[START OF Provided information]

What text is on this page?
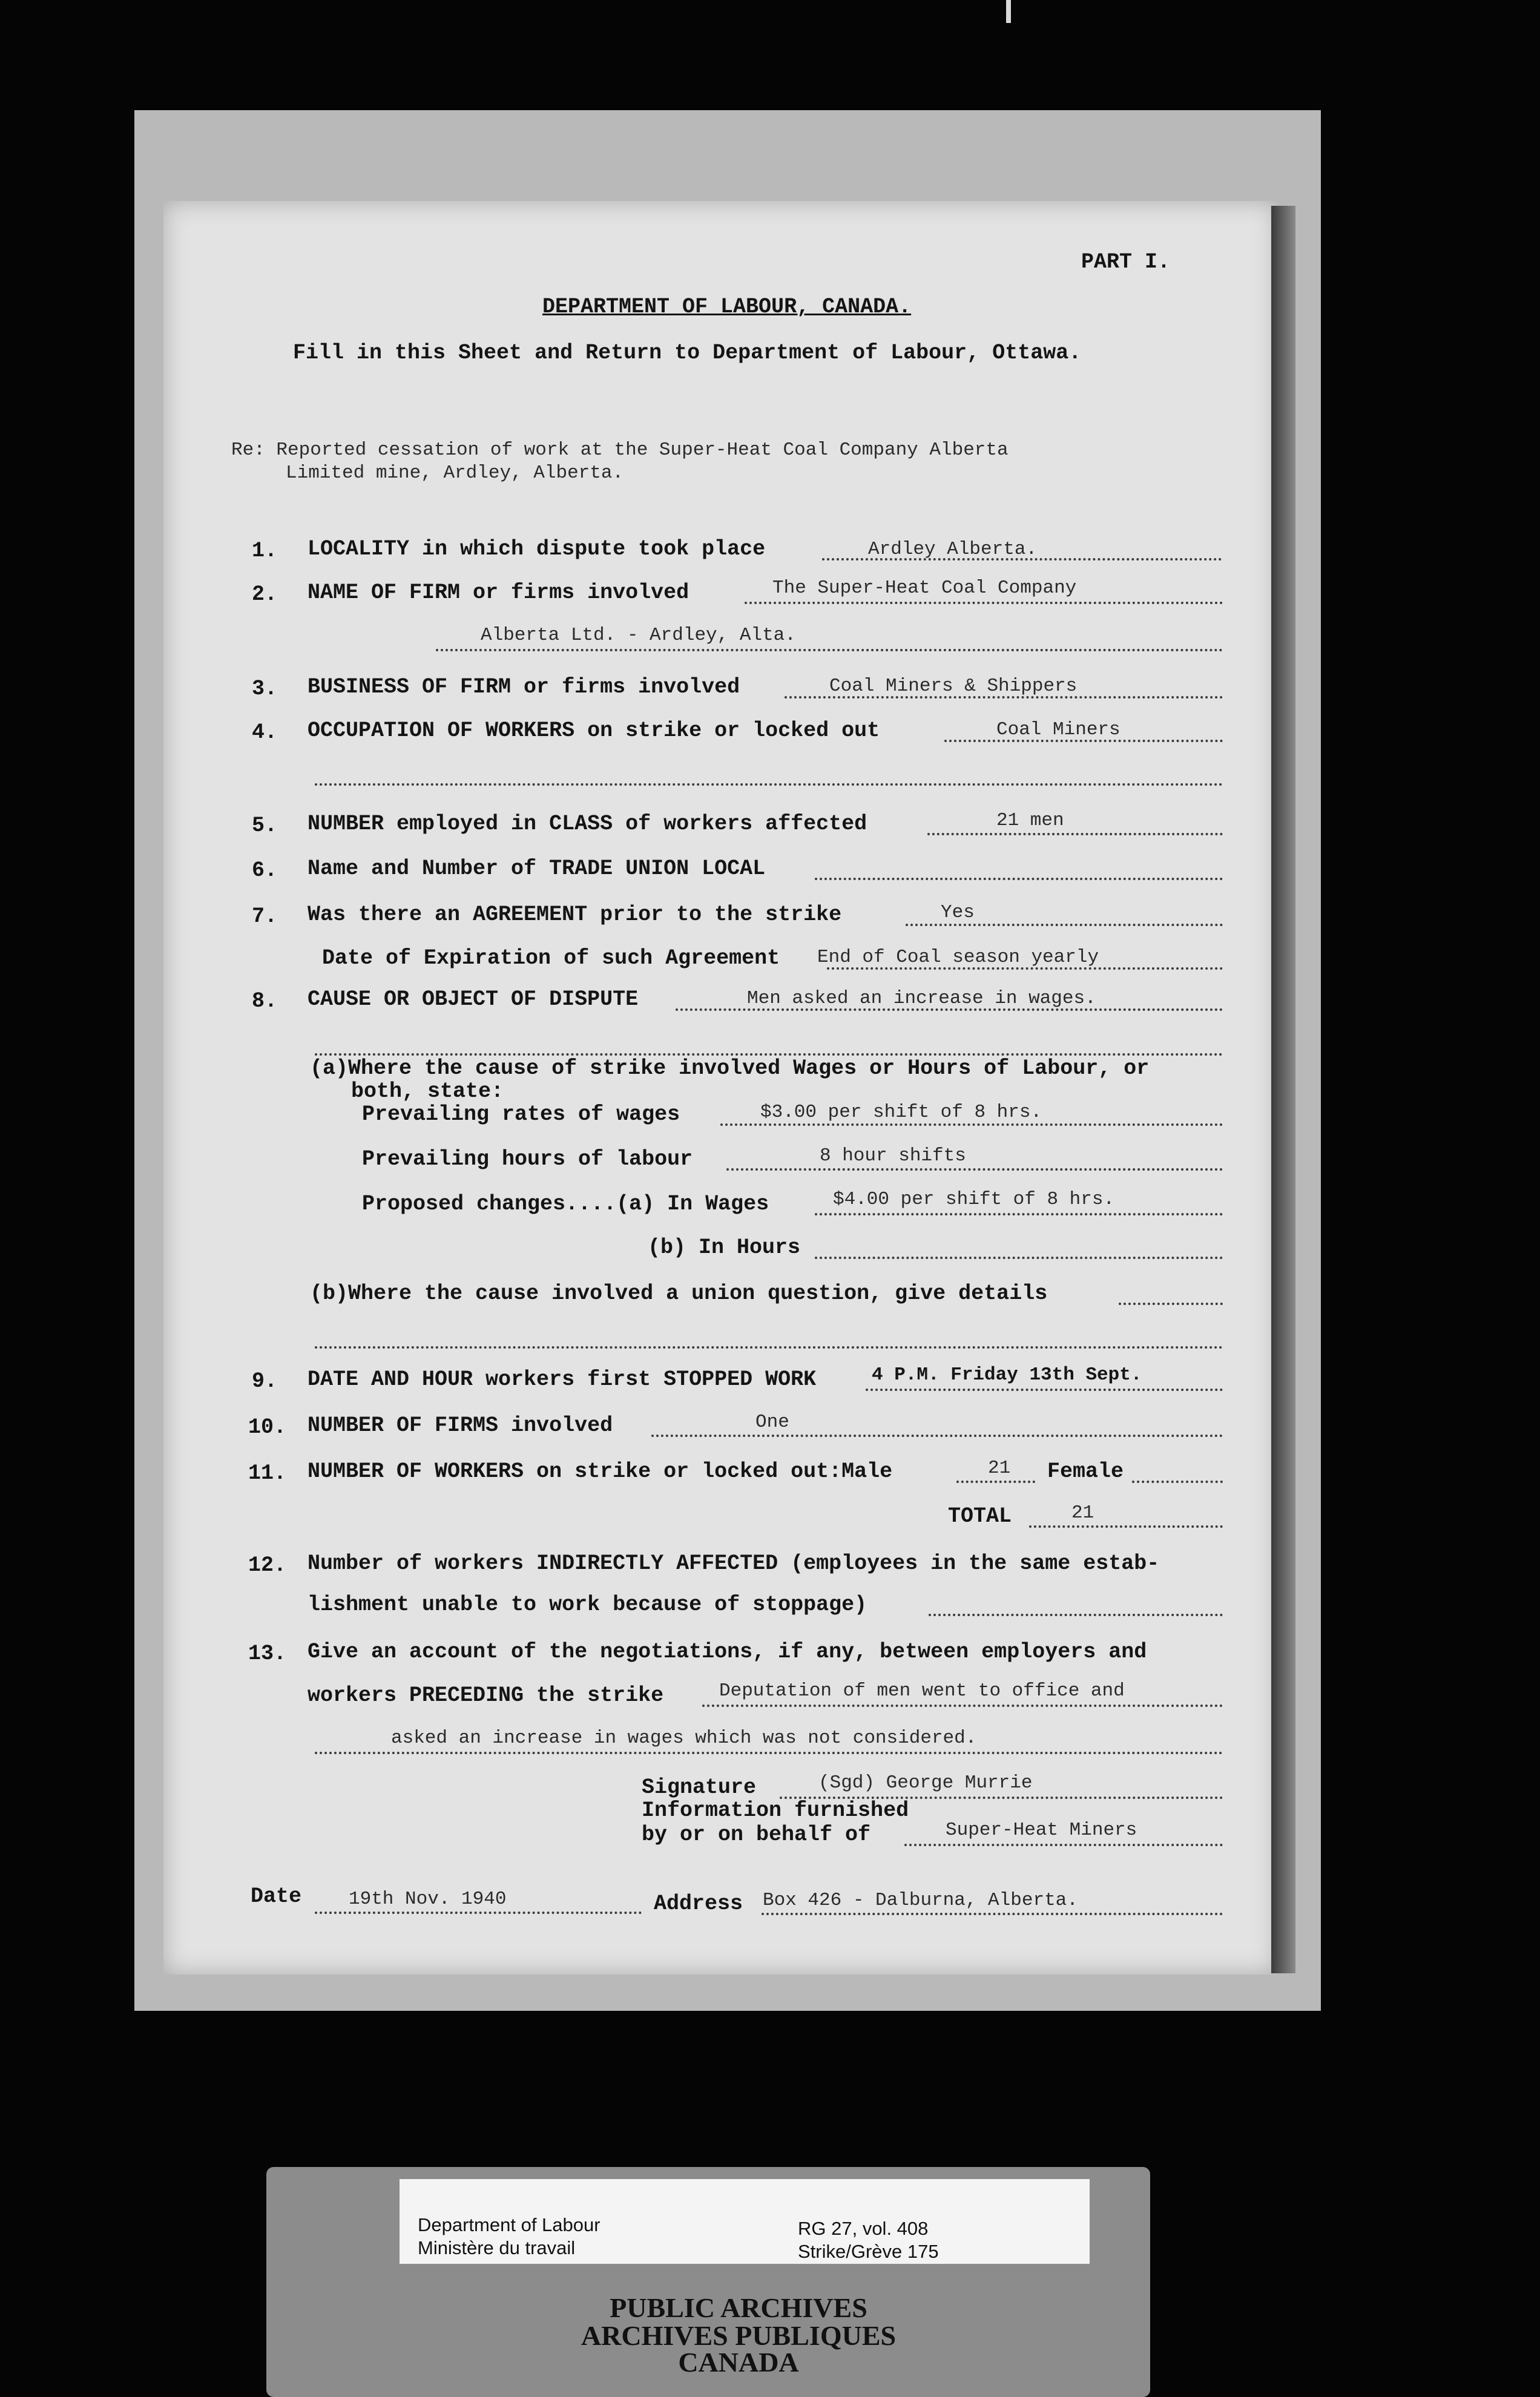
PART I.
DEPARTMENT OF LABOUR, CANADA.
Fill in this Sheet and Return to Department of Labour, Ottawa.
Re: Reported cessation of work at the Super-Heat Coal Company Alberta
Limited mine, Ardley, Alberta.
1. LOCALITY in which dispute took place	Ardley Alberta.
2. NAME OF FIRM or firms involved	The Super-Heat Coal Company
Alberta Ltd. - Ardley, Alta.
3. BUSINESS OF FIRM or firms involved	Coal Miners & Shippers
4. OCCUPATION OF WORKERS on strike or locked out	Coal Miners
5. NUMBER employed in CLASS of workers affected	21 men
6. Name and Number of TRADE UNION LOCAL
7. Was there an AGREEMENT prior to the strike	Yes
Date of Expiration of such Agreement End of Coal season yearly
8. CAUSE OR OBJECT OF DISPUTE	Men asked an increase in wages.
(a)Where the cause of strike involved Wages or Hours of Labour, or
both, state:
Prevailing rates of wages	$3.00 per shift of 8 hrs.
Prevailing hours of labour	8 hour shifts
Proposed changes....(a) In Wages	$4.00 per shift of 8 hrs.
(b) In Hours
(b)Where the cause involved a union question, give details
9. DATE AND HOUR workers first STOPPED WORK	4 P.M. Friday 13th Sept.
10. NUMBER OF FIRMS involved	One
11. NUMBER OF WORKERS on strike or locked out:Male	21 Female
TOTAL	21
12. Number of workers INDIRECTLY AFFECTED (employees in the same estab-
lishment unable to work because of stoppage)
13. Give an account of the negotiations, if any, between employers and
workers PRECEDING the strike	Deputation of men went to office and
asked an increase in wages which was not considered.
Signature	(Sgd) George Murrie
Information furnished
by or on behalf of	Super-Heat Miners
Date	19th Nov. 1940	Address Box 426 - Dalburna, Alberta.
Department of Labour
Ministère du travail
RG 27, vol. 408
Strike/Grève 175
PUBLIC ARCHIVES
ARCHIVES PUBLIQUES
CANADA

[END OF Provided information]

Take the records above and transcribe them exactly, dropping every picture.

### [Response below]
What text is on this page?
PART I.
DEPARTMENT OF LABOUR, CANADA.
Fill in this Sheet and Return to Department of Labour, Ottawa.
Re: Reported cessation of work at the Super-Heat Coal Company Alberta
Limited mine, Ardley, Alberta.
1. LOCALITY in which dispute took place	Ardley Alberta.
2. NAME OF FIRM or firms involved	The Super-Heat Coal Company
Alberta Ltd. - Ardley, Alta.
3. BUSINESS OF FIRM or firms involved	Coal Miners & Shippers
4. OCCUPATION OF WORKERS on strike or locked out	Coal Miners
5. NUMBER employed in CLASS of workers affected	21 men
6. Name and Number of TRADE UNION LOCAL
7. Was there an AGREEMENT prior to the strike	Yes
Date of Expiration of such Agreement End of Coal season yearly
8. CAUSE OR OBJECT OF DISPUTE	Men asked an increase in wages.
(a)Where the cause of strike involved Wages or Hours of Labour, or
both, state:
Prevailing rates of wages	$3.00 per shift of 8 hrs.
Prevailing hours of labour	8 hour shifts
Proposed changes....(a) In Wages	$4.00 per shift of 8 hrs.
(b) In Hours
(b)Where the cause involved a union question, give details
9. DATE AND HOUR workers first STOPPED WORK	4 P.M. Friday 13th Sept.
10. NUMBER OF FIRMS involved	One
11. NUMBER OF WORKERS on strike or locked out:Male	21 Female
TOTAL	21
12. Number of workers INDIRECTLY AFFECTED (employees in the same estab-
lishment unable to work because of stoppage)
13. Give an account of the negotiations, if any, between employers and
workers PRECEDING the strike	Deputation of men went to office and
asked an increase in wages which was not considered.
Signature	(Sgd) George Murrie
Information furnished
by or on behalf of	Super-Heat Miners
Date	19th Nov. 1940	Address Box 426 - Dalburna, Alberta.
Department of Labour
Ministère du travail
RG 27, vol. 408
Strike/Grève 175
PUBLIC ARCHIVES
ARCHIVES PUBLIQUES
CANADA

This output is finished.